-- Required work --
Return the entries verbatim and drop every picture.

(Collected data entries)

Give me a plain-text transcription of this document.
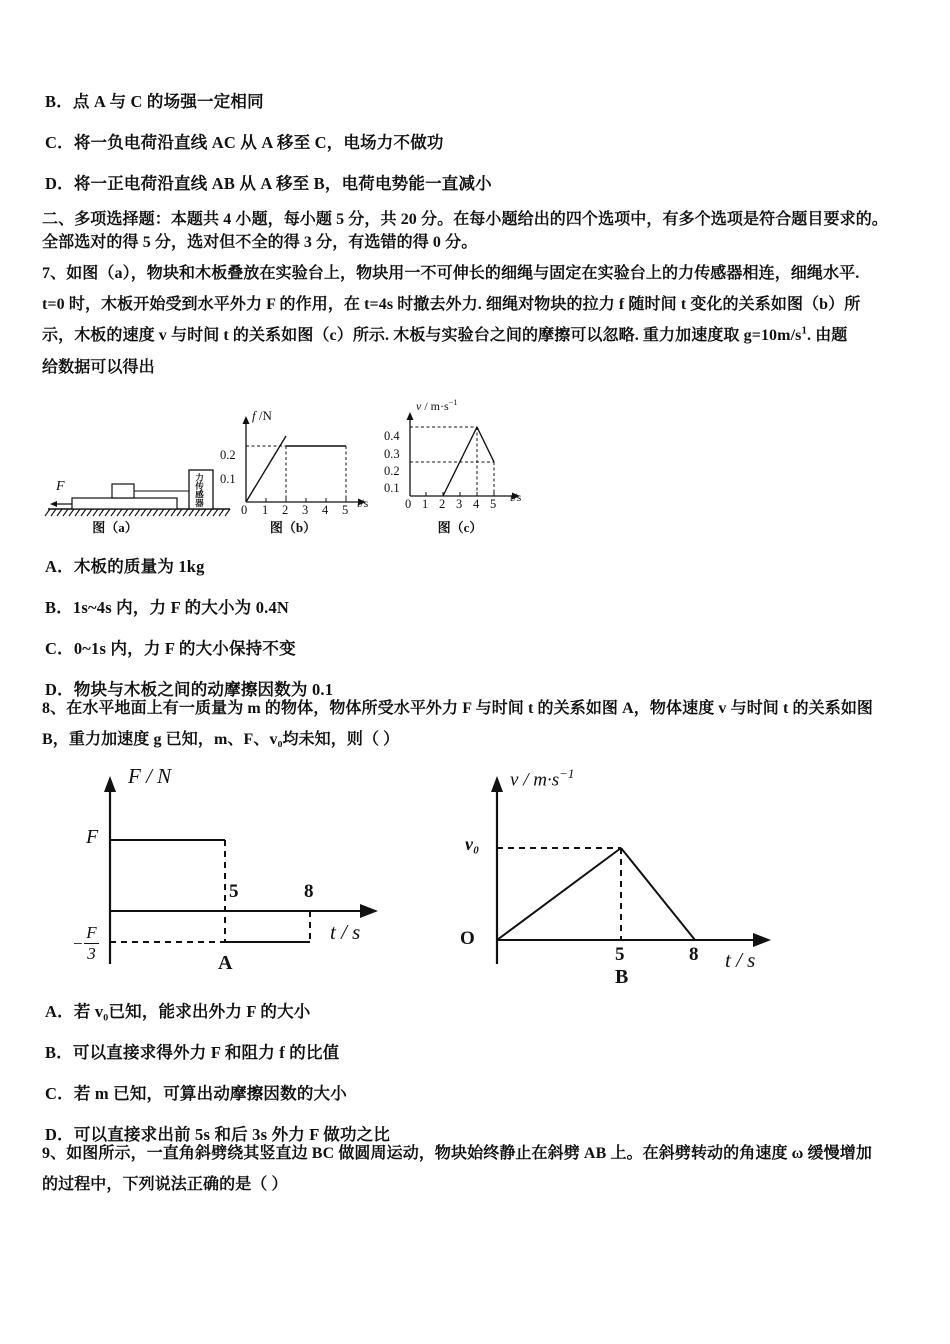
B．点 A 与 C 的场强一定相同
C．将一负电荷沿直线 AC 从 A 移至 C，电场力不做功
D．将一正电荷沿直线 AB 从 A 移至 B，电荷电势能一直减小
二、多项选择题：本题共 4 小题，每小题 5 分，共 20 分。在每小题给出的四个选项中，有多个选项是符合题目要求的。
全部选对的得 5 分，选对但不全的得 3 分，有选错的得 0 分。
7、如图（a），物块和木板叠放在实验台上，物块用一不可伸长的细绳与固定在实验台上的力传感器相连，细绳水平.
t=0 时，木板开始受到水平外力 F 的作用，在 t=4s 时撤去外力. 细绳对物块的拉力 f 随时间 t 变化的关系如图（b）所
示，木板的速度 v 与时间 t 的关系如图（c）所示. 木板与实验台之间的摩擦可以忽略. 重力加速度取 $g=10m/s^1$. 由题
给数据可以得出
F	力传感器
图（a）
f /N
t/s
0.2
0.1
0 1 2 3 4 5
图（b）
$v / m\cdot s^{-1}$
t/s
0.4
0.3
0.2
0.1
0 1 2 3 4 5
图（c）
A．木板的质量为 1kg
B．1s~4s 内，力 F 的大小为 0.4N
C．0~1s 内，力 F 的大小保持不变
D．物块与木板之间的动摩擦因数为 0.1
8、在水平地面上有一质量为 m 的物体，物体所受水平外力 F 与时间 t 的关系如图 A，物体速度 v 与时间 t 的关系如图
B，重力加速度 g 已知，m、F、v₀均未知，则（ ）
F / N
t / s
F
−
F
3
5	8
A
$v / m\cdot s^{-1}$
t / s
v₀
O
5	8
B
A．若 v₀已知，能求出外力 F 的大小
B．可以直接求得外力 F 和阻力 f 的比值
C．若 m 已知，可算出动摩擦因数的大小
D．可以直接求出前 5s 和后 3s 外力 F 做功之比
9、如图所示，一直角斜劈绕其竖直边 BC 做圆周运动，物块始终静止在斜劈 AB 上。在斜劈转动的角速度 ω 缓慢增加
的过程中，下列说法正确的是（ ）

-- Answer to this task --
Give me a plain-text transcription of this document.
B．点 A 与 C 的场强一定相同
C．将一负电荷沿直线 AC 从 A 移至 C，电场力不做功
D．将一正电荷沿直线 AB 从 A 移至 B，电荷电势能一直减小
二、多项选择题：本题共 4 小题，每小题 5 分，共 20 分。在每小题给出的四个选项中，有多个选项是符合题目要求的。
全部选对的得 5 分，选对但不全的得 3 分，有选错的得 0 分。
7、如图（a），物块和木板叠放在实验台上，物块用一不可伸长的细绳与固定在实验台上的力传感器相连，细绳水平.
t=0 时，木板开始受到水平外力 F 的作用，在 t=4s 时撤去外力. 细绳对物块的拉力 f 随时间 t 变化的关系如图（b）所
示，木板的速度 v 与时间 t 的关系如图（c）所示. 木板与实验台之间的摩擦可以忽略. 重力加速度取 $g=10m/s^1$. 由题
给数据可以得出
F	力传感器
图（a）
f /N
t/s
0.2
0.1
0 1 2 3 4 5
图（b）
$v / m\cdot s^{-1}$
t/s
0.4
0.3
0.2
0.1
0 1 2 3 4 5
图（c）
A．木板的质量为 1kg
B．1s~4s 内，力 F 的大小为 0.4N
C．0~1s 内，力 F 的大小保持不变
D．物块与木板之间的动摩擦因数为 0.1
8、在水平地面上有一质量为 m 的物体，物体所受水平外力 F 与时间 t 的关系如图 A，物体速度 v 与时间 t 的关系如图
B，重力加速度 g 已知，m、F、v₀均未知，则（ ）
F / N
t / s
F
−
F
3
5	8
A
$v / m\cdot s^{-1}$
t / s
v₀
O
5	8
B
A．若 v₀已知，能求出外力 F 的大小
B．可以直接求得外力 F 和阻力 f 的比值
C．若 m 已知，可算出动摩擦因数的大小
D．可以直接求出前 5s 和后 3s 外力 F 做功之比
9、如图所示，一直角斜劈绕其竖直边 BC 做圆周运动，物块始终静止在斜劈 AB 上。在斜劈转动的角速度 ω 缓慢增加
的过程中，下列说法正确的是（ ）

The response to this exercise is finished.